-- Opening Marker --

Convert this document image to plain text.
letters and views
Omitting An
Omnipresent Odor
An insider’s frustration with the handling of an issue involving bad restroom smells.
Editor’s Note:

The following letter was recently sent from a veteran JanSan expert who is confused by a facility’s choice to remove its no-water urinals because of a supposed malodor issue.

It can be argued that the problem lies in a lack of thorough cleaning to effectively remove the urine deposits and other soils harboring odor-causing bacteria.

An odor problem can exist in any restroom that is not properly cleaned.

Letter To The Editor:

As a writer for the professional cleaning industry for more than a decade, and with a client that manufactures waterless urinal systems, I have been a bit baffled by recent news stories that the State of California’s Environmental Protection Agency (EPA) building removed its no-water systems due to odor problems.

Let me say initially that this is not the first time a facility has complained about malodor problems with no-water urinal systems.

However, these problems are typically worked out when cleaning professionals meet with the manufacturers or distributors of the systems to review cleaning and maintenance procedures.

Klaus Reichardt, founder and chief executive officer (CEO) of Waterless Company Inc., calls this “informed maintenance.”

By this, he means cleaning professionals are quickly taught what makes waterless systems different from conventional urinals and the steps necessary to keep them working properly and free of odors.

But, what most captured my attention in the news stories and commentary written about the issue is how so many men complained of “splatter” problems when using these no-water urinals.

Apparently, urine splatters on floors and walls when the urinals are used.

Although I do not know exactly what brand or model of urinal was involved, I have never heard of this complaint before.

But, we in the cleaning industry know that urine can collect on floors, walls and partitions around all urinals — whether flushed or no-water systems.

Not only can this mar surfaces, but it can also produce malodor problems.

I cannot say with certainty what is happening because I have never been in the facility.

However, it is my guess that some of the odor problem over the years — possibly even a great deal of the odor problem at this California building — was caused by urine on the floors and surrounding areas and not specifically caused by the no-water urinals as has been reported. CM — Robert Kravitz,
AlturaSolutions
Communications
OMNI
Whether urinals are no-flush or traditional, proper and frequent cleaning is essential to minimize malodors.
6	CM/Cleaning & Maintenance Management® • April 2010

-- Closing Marker --

_Task directions_.
Every line in the listing that holds "with" belongs in the answer.

_Expected output_.
An insider’s frustration with the handling of an issue involving bad restroom smells.
As a writer for the professional cleaning industry for more than a decade, and with a client that manufactures waterless urinal systems, I have been a bit baffled by recent news stories that the State of California’s Environmental Protection Agency (EPA) building removed its no-water systems due to odor problems.
Let me say initially that this is not the first time a facility has complained about malodor problems with no-water urinal systems.
However, these problems are typically worked out when cleaning professionals meet with the manufacturers or distributors of the systems to review cleaning and maintenance procedures.
I cannot say with certainty what is happening because I have never been in the facility.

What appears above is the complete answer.